Find the word "transcript" in the listing; pull out each line holding it.
* begin Material *
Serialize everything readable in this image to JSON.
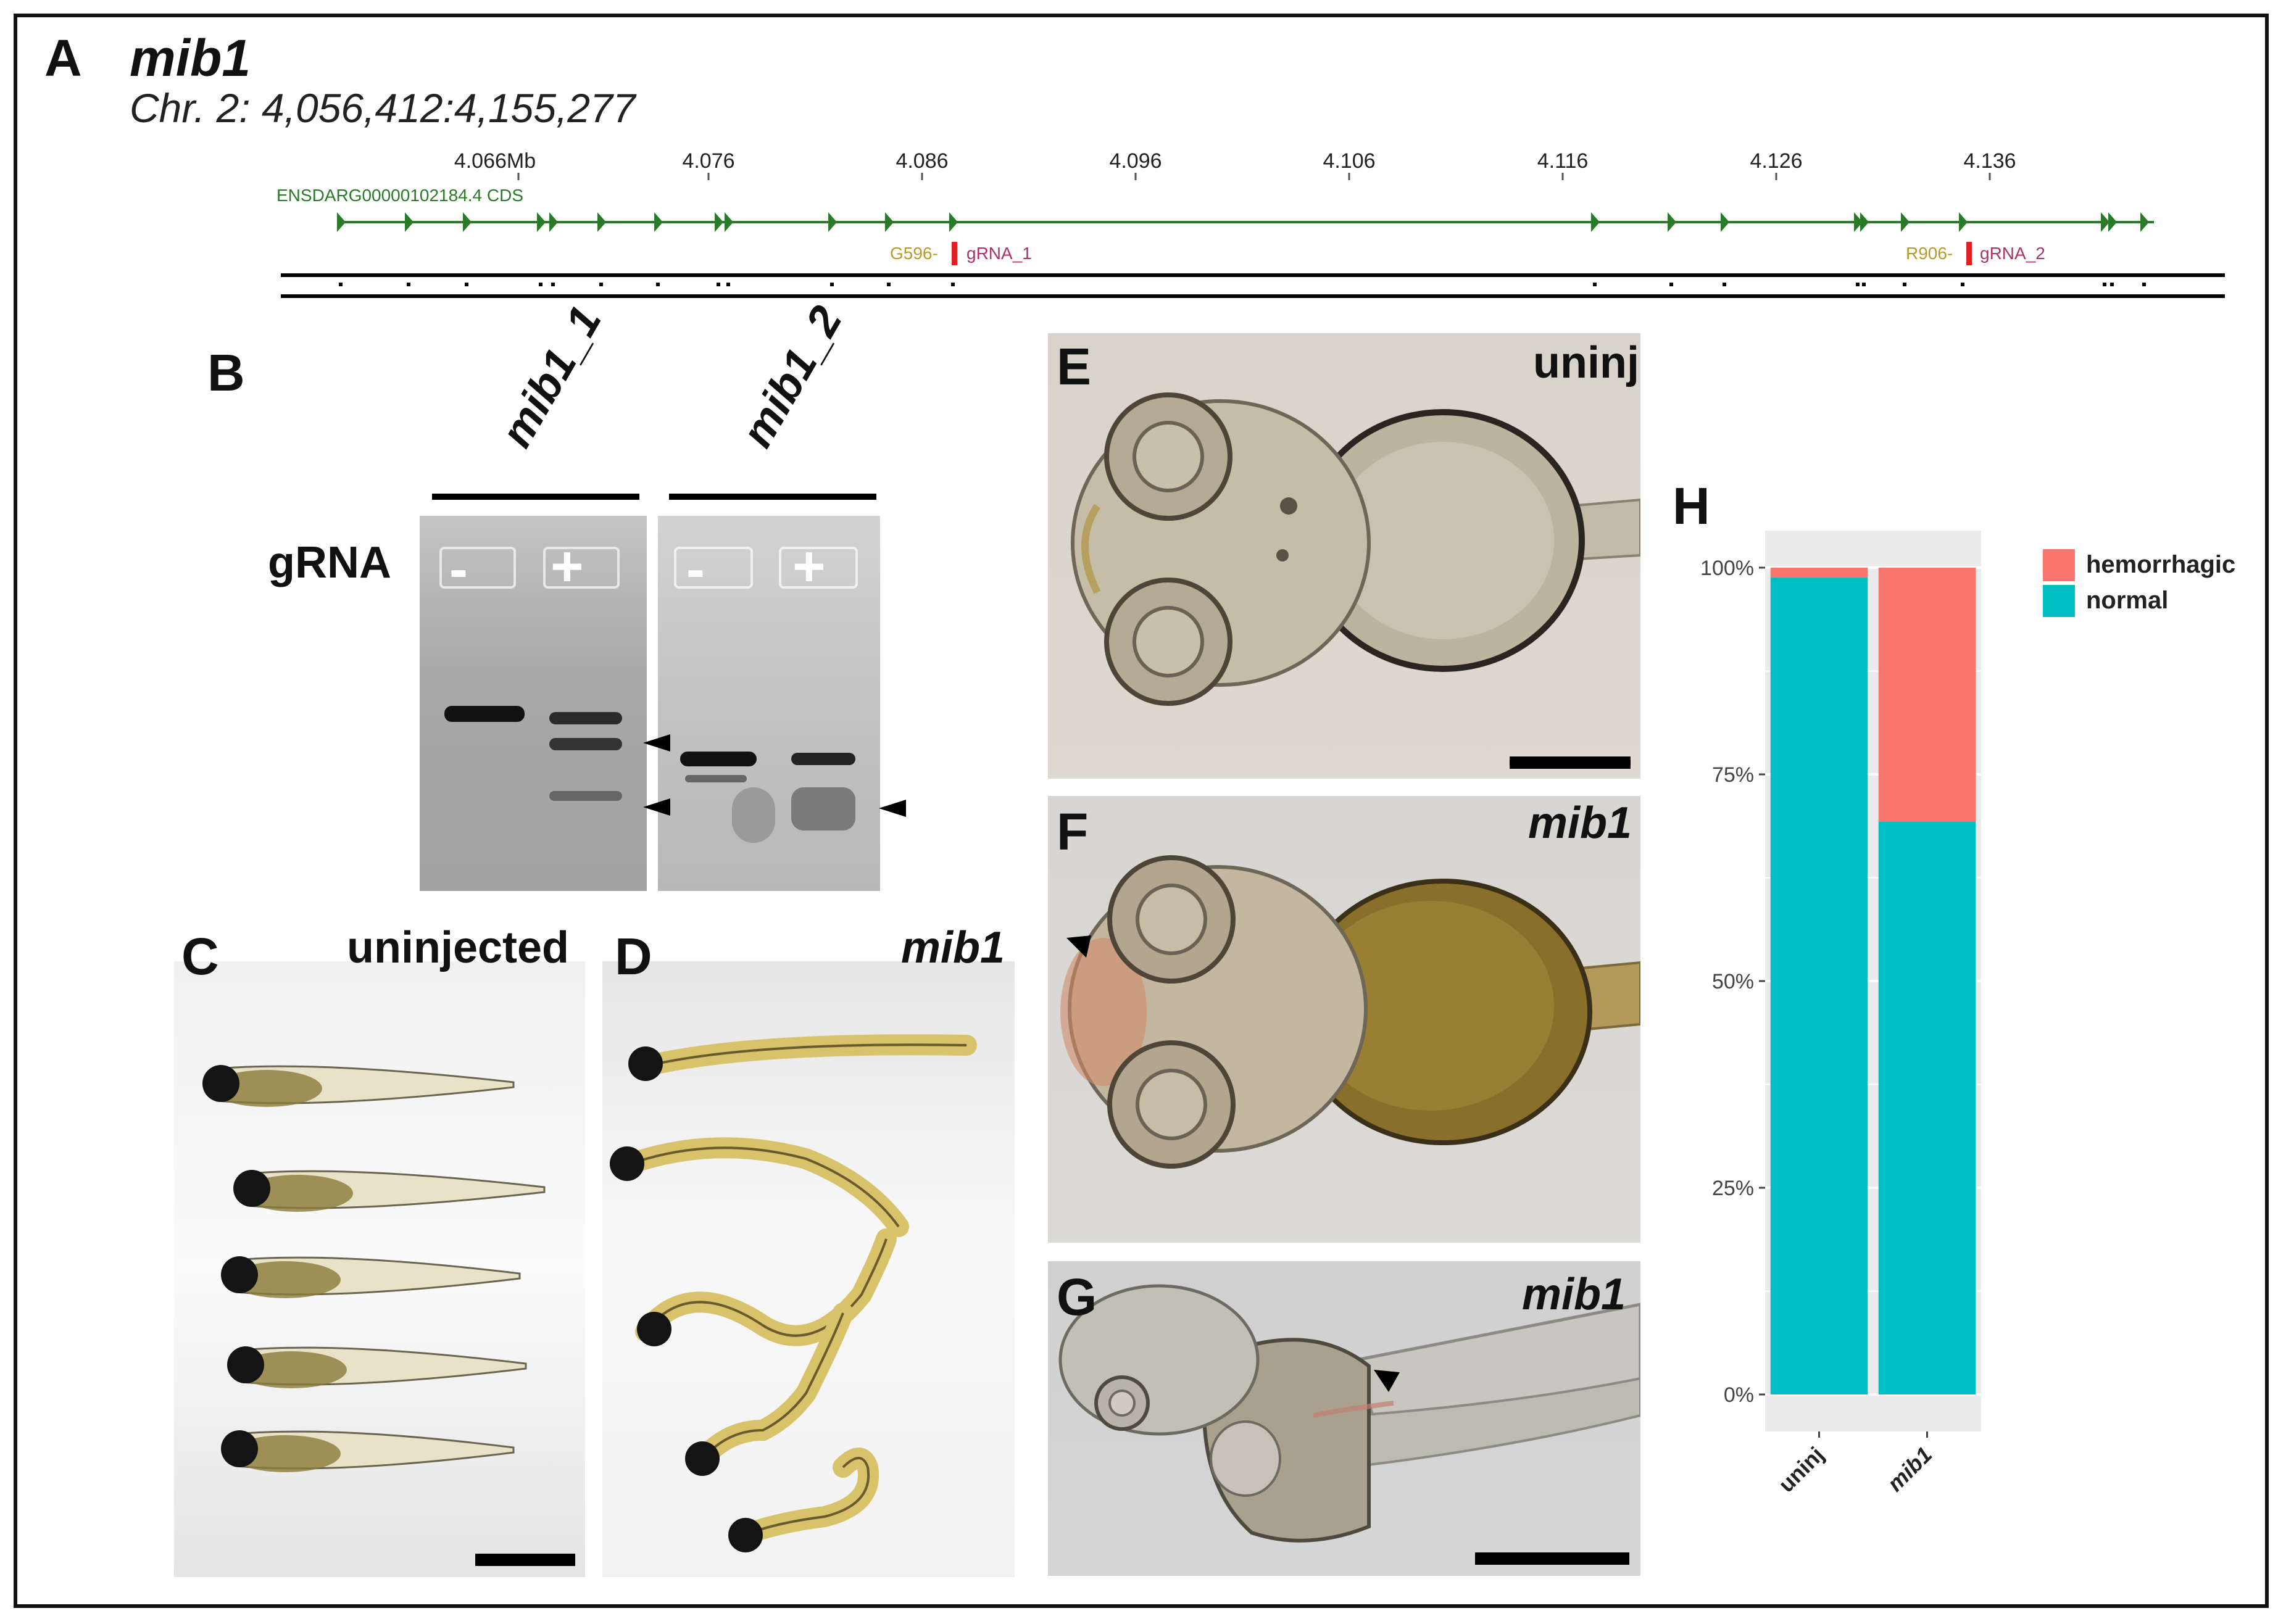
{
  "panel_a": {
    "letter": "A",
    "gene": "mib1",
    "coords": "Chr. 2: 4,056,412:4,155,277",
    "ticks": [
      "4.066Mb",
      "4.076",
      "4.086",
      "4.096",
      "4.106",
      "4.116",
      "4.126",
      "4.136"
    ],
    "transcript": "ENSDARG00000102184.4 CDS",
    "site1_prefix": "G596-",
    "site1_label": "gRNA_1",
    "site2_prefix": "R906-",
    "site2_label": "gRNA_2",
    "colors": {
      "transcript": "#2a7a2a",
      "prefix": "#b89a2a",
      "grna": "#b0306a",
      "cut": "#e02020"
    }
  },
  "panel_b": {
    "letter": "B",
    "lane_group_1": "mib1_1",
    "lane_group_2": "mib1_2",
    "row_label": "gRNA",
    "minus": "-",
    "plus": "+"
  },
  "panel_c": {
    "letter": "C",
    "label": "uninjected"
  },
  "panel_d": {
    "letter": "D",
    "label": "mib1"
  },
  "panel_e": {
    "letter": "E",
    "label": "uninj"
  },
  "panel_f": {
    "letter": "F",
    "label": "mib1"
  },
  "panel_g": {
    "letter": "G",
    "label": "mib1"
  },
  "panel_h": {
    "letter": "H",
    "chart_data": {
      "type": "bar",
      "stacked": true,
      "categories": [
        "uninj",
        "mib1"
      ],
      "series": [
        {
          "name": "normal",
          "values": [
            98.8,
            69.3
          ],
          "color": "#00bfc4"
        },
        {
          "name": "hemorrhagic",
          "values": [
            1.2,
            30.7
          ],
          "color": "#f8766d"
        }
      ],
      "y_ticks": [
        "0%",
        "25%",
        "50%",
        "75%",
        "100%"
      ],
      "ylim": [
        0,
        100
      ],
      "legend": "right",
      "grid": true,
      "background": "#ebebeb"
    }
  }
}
* end Material *
• [Finished answer]
    "transcript": "ENSDARG00000102184.4 CDS",
      "transcript": "#2a7a2a",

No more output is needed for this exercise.